- _What is asked_: Go through the listing below and gather every line with the word "JSON".

- _Dataset records_:
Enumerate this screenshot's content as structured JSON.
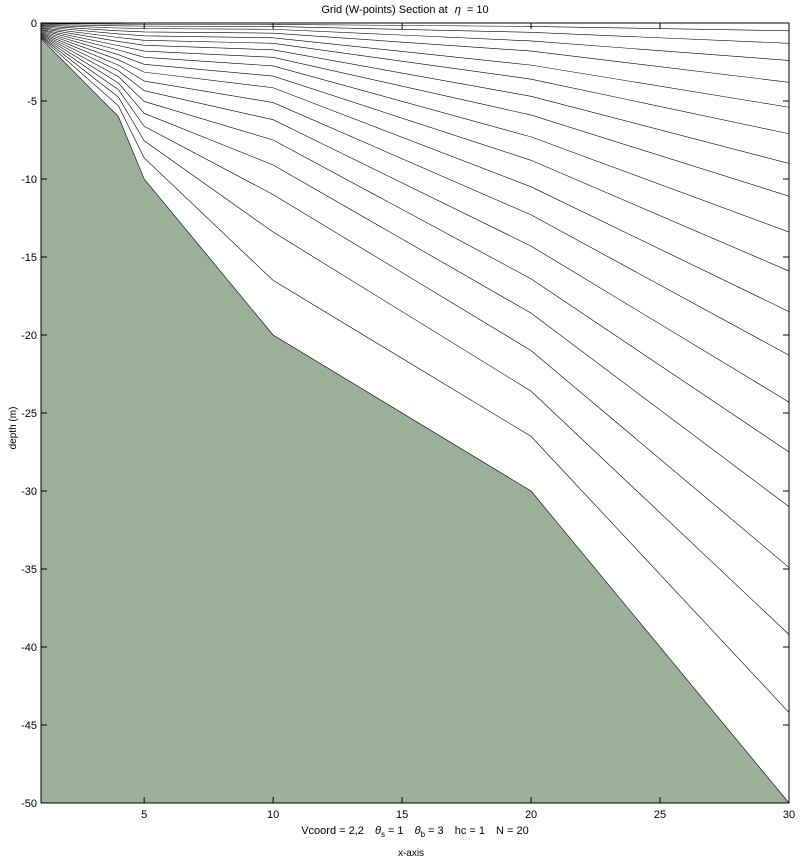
{
  "chart_data": {
    "type": "line",
    "title": "Grid (W-points) Section at",
    "title_symbol": "η",
    "title_value": "= 10",
    "xlabel": "x-axis",
    "ylabel": "depth  (m)",
    "xlim": [
      1,
      30
    ],
    "ylim": [
      -50,
      0
    ],
    "x_ticks": [
      5,
      10,
      15,
      20,
      25,
      30
    ],
    "y_ticks": [
      0,
      -5,
      -10,
      -15,
      -20,
      -25,
      -30,
      -35,
      -40,
      -45,
      -50
    ],
    "grid": false,
    "legend": "none",
    "parameters": {
      "vcoord_label": "Vcoord = 2,2",
      "theta_s_base": "θ",
      "theta_s_sub": "s",
      "theta_s_value": "= 1",
      "theta_b_base": "θ",
      "theta_b_sub": "b",
      "theta_b_value": "= 3",
      "hc_label": "hc  = 1",
      "n_label": "N = 20"
    },
    "bathymetry_x": [
      1,
      4,
      5,
      10,
      20,
      30
    ],
    "bathymetry_depth": [
      -1,
      -6,
      -10,
      -20,
      -30,
      -50
    ],
    "levels": [
      {
        "index": 0,
        "values": [
          -1.0,
          -6.0,
          -10.0,
          -20.0,
          -30.0,
          -50.0
        ]
      },
      {
        "index": 1,
        "values": [
          -0.93,
          -5.31,
          -8.65,
          -16.5,
          -26.5,
          -44.2
        ]
      },
      {
        "index": 2,
        "values": [
          -0.88,
          -4.75,
          -7.55,
          -13.4,
          -23.6,
          -39.2
        ]
      },
      {
        "index": 3,
        "values": [
          -0.83,
          -4.27,
          -6.62,
          -11.0,
          -21.0,
          -34.9
        ]
      },
      {
        "index": 4,
        "values": [
          -0.78,
          -3.84,
          -5.79,
          -9.1,
          -18.6,
          -31.0
        ]
      },
      {
        "index": 5,
        "values": [
          -0.73,
          -3.44,
          -5.03,
          -7.5,
          -16.4,
          -27.5
        ]
      },
      {
        "index": 6,
        "values": [
          -0.68,
          -3.06,
          -4.34,
          -6.2,
          -14.3,
          -24.3
        ]
      },
      {
        "index": 7,
        "values": [
          -0.63,
          -2.7,
          -3.72,
          -5.1,
          -12.3,
          -21.3
        ]
      },
      {
        "index": 8,
        "values": [
          -0.57,
          -2.36,
          -3.15,
          -4.15,
          -10.5,
          -18.5
        ]
      },
      {
        "index": 9,
        "values": [
          -0.52,
          -2.03,
          -2.65,
          -3.4,
          -8.8,
          -15.9
        ]
      },
      {
        "index": 10,
        "values": [
          -0.46,
          -1.73,
          -2.2,
          -2.75,
          -7.3,
          -13.4
        ]
      },
      {
        "index": 11,
        "values": [
          -0.41,
          -1.45,
          -1.8,
          -2.2,
          -5.9,
          -11.1
        ]
      },
      {
        "index": 12,
        "values": [
          -0.35,
          -1.18,
          -1.43,
          -1.72,
          -4.7,
          -9.0
        ]
      },
      {
        "index": 13,
        "values": [
          -0.3,
          -0.93,
          -1.11,
          -1.3,
          -3.6,
          -7.1
        ]
      },
      {
        "index": 14,
        "values": [
          -0.24,
          -0.7,
          -0.82,
          -0.95,
          -2.7,
          -5.4
        ]
      },
      {
        "index": 15,
        "values": [
          -0.19,
          -0.5,
          -0.57,
          -0.65,
          -1.8,
          -3.8
        ]
      },
      {
        "index": 16,
        "values": [
          -0.14,
          -0.32,
          -0.36,
          -0.4,
          -1.15,
          -2.4
        ]
      },
      {
        "index": 17,
        "values": [
          -0.09,
          -0.18,
          -0.2,
          -0.22,
          -0.6,
          -1.3
        ]
      },
      {
        "index": 18,
        "values": [
          -0.04,
          -0.07,
          -0.08,
          -0.09,
          -0.22,
          -0.5
        ]
      },
      {
        "index": 19,
        "values": [
          0,
          0,
          0,
          0,
          0,
          0
        ]
      }
    ],
    "colors": {
      "bathymetry_fill": "#9ab09a",
      "level_line": "#000000",
      "frame": "#000000",
      "background": "#ffffff"
    }
  }
}
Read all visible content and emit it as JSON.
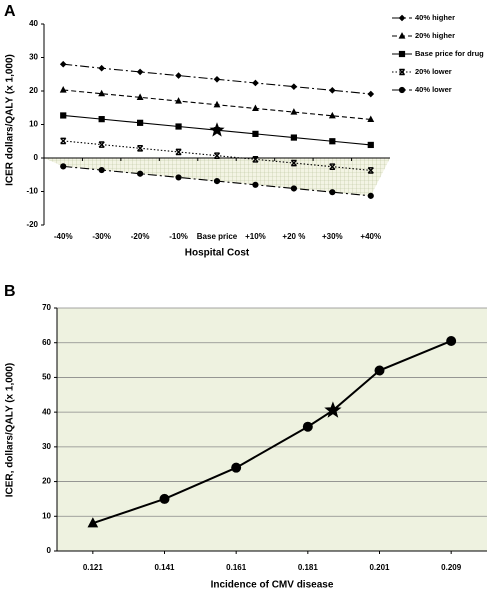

- _Output of the task_:
Enumerate this screenshot's content as structured JSON.
Read all visible content and emit it as JSON.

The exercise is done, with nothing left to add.